Data excerpts:
— BEGIN —

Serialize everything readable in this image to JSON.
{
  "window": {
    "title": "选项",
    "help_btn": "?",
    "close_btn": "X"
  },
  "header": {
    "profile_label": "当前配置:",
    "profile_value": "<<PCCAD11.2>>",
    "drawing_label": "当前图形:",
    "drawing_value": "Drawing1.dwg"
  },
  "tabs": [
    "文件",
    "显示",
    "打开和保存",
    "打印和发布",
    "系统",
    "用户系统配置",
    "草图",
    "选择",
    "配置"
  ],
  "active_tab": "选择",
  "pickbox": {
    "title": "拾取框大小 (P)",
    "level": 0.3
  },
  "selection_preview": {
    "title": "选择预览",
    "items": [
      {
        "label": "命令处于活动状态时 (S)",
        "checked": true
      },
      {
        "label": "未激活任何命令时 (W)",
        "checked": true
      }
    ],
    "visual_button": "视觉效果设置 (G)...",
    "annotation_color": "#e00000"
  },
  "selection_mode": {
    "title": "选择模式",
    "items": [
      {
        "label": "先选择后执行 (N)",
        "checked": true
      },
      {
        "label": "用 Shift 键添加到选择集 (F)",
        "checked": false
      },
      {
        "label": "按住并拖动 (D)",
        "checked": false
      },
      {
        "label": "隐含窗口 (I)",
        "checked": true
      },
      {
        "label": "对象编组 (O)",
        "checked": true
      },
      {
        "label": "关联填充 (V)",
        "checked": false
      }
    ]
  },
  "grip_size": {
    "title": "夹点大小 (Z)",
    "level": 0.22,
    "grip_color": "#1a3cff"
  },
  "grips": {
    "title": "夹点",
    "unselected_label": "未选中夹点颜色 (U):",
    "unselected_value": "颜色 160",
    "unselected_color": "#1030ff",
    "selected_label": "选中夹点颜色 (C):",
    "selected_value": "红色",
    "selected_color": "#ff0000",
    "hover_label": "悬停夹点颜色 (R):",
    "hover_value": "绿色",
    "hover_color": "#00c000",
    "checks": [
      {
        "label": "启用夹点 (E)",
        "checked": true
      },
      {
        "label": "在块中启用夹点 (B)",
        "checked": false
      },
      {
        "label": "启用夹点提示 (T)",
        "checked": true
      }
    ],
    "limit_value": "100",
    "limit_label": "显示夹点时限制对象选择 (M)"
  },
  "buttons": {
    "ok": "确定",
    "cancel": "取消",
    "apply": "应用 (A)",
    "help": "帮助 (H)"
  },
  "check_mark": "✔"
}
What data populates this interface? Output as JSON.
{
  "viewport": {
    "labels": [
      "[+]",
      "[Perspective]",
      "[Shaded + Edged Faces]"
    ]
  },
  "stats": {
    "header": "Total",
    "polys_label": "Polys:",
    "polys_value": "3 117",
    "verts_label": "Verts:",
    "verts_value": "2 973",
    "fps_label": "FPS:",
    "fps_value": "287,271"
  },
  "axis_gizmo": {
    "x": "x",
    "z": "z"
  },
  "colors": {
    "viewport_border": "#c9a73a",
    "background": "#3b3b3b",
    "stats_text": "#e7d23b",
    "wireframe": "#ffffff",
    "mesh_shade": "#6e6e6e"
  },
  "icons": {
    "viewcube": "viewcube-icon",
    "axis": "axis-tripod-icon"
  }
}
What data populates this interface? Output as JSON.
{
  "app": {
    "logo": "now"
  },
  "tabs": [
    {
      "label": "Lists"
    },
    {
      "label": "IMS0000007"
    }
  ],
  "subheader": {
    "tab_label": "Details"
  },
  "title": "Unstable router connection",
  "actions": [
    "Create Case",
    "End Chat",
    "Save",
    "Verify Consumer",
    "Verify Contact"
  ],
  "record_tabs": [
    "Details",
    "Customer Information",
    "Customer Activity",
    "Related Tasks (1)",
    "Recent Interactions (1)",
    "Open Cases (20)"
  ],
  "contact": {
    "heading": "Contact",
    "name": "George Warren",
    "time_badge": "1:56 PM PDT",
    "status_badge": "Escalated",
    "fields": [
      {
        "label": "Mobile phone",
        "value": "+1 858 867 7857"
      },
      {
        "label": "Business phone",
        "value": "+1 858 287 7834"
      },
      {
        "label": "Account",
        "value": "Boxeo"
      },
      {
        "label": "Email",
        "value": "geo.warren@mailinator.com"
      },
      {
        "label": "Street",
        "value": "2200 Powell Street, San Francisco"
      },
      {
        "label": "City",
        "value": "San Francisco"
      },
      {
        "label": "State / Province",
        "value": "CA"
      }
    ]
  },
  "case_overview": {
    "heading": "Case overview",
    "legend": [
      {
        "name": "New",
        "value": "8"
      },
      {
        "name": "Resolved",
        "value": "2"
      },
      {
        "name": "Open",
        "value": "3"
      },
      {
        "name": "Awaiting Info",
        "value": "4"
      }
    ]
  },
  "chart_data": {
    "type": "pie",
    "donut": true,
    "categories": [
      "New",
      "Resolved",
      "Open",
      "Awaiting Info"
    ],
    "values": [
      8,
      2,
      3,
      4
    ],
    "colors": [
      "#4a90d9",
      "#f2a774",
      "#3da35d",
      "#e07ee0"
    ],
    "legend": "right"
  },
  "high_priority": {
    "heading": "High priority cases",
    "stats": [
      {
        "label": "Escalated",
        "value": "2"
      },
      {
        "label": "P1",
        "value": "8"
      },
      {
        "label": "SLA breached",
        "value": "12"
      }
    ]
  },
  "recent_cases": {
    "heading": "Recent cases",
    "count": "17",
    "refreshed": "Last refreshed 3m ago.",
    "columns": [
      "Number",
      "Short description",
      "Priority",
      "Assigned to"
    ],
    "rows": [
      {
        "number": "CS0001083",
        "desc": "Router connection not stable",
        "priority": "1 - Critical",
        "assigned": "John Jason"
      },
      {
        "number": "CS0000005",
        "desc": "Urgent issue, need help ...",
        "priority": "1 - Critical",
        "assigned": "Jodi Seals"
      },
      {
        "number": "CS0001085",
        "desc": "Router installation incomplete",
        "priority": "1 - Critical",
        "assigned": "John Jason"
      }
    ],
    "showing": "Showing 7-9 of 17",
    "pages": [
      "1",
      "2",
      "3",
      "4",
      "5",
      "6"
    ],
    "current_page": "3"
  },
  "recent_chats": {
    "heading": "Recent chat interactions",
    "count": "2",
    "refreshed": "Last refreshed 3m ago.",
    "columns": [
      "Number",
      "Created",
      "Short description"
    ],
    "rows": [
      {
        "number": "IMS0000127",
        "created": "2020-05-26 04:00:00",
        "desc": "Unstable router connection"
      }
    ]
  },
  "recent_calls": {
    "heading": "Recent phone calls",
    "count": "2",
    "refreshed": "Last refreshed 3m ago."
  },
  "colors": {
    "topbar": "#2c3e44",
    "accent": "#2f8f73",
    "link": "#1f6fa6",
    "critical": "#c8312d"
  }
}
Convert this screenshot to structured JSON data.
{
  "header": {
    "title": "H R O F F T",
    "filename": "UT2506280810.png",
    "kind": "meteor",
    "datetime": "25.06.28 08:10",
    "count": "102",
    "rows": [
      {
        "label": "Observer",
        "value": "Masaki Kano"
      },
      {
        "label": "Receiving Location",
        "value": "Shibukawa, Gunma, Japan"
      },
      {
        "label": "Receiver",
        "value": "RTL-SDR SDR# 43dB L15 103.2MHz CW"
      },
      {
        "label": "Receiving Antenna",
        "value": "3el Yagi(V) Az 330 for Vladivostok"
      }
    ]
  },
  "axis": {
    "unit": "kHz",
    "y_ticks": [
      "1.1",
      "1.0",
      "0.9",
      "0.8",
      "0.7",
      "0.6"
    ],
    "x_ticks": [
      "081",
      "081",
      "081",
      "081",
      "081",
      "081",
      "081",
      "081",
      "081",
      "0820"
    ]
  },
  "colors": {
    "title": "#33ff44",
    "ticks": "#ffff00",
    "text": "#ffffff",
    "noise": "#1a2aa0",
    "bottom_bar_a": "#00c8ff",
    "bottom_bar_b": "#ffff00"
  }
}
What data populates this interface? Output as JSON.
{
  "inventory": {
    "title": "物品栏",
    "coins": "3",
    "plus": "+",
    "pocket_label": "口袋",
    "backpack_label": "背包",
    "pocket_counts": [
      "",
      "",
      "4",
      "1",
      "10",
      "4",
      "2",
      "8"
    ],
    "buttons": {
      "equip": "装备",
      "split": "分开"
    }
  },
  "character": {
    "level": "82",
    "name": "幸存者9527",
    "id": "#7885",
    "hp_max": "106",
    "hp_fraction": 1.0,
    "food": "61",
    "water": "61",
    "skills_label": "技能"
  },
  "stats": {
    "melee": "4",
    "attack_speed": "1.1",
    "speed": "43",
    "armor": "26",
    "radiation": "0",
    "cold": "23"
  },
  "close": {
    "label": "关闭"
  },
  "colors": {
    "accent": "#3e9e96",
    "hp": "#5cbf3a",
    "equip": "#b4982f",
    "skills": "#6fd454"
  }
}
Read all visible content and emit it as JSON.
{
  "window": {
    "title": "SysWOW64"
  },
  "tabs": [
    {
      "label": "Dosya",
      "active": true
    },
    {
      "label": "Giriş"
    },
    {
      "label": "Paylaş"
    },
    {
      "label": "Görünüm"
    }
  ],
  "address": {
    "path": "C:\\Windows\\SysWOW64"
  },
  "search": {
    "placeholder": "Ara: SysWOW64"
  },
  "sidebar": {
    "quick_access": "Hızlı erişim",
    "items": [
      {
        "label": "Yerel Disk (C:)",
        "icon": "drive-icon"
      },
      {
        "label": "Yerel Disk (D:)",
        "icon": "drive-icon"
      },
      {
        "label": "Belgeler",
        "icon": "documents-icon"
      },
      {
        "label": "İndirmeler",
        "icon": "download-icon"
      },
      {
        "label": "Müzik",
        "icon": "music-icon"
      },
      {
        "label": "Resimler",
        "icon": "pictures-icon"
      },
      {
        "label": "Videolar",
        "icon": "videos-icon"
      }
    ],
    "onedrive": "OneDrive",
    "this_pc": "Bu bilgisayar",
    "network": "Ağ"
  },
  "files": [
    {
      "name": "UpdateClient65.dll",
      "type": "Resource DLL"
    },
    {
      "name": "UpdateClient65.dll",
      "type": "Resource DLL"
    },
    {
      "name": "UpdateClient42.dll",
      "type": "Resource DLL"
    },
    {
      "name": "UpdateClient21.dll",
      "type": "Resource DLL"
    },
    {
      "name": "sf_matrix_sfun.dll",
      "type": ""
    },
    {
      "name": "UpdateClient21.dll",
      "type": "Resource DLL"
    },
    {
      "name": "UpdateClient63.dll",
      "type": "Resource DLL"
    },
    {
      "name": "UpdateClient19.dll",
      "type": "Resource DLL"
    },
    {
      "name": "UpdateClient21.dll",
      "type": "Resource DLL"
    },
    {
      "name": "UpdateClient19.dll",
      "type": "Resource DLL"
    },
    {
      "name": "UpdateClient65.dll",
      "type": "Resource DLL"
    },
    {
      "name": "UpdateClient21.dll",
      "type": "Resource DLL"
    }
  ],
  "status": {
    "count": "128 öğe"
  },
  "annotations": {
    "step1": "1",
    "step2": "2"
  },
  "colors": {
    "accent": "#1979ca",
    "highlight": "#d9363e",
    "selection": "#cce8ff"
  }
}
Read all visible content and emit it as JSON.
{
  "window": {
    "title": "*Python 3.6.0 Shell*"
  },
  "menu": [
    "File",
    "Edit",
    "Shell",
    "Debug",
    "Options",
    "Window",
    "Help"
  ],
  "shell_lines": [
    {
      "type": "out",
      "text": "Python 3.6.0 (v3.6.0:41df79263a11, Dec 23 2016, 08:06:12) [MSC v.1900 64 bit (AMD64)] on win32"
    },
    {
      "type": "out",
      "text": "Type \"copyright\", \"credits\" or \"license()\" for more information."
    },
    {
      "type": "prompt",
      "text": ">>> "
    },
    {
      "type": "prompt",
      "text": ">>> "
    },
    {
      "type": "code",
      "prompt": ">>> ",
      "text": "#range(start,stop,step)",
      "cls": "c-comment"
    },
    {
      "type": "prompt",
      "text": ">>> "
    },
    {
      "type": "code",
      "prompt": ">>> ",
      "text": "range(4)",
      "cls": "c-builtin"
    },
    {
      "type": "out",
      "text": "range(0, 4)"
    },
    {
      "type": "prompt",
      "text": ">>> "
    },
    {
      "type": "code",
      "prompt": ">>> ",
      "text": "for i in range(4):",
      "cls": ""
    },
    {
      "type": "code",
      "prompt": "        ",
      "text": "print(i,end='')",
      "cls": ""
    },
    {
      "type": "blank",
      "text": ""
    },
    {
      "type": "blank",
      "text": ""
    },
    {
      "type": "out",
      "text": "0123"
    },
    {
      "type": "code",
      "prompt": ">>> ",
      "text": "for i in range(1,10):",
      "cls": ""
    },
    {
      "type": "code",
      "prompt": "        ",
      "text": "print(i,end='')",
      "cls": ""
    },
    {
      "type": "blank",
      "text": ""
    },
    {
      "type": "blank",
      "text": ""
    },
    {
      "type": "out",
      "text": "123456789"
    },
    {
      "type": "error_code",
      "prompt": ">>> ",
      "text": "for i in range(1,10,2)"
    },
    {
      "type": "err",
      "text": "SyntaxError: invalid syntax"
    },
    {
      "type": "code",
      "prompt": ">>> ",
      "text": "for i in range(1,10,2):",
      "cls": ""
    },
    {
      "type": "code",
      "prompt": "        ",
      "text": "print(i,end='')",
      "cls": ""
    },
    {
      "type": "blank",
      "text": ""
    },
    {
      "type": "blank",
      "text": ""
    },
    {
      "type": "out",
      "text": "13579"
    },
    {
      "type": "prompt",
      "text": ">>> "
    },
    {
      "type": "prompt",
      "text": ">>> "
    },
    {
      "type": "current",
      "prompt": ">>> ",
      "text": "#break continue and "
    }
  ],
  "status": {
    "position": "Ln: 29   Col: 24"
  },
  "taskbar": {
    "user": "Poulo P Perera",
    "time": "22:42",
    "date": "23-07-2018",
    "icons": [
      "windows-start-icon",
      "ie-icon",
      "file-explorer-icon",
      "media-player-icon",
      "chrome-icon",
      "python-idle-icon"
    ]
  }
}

— END —

» **Exercise goal**:
In the material above, show every line where the word "Escalated" turns up.

» **Result**:
    "status_badge": "Escalated",
        "label": "Escalated",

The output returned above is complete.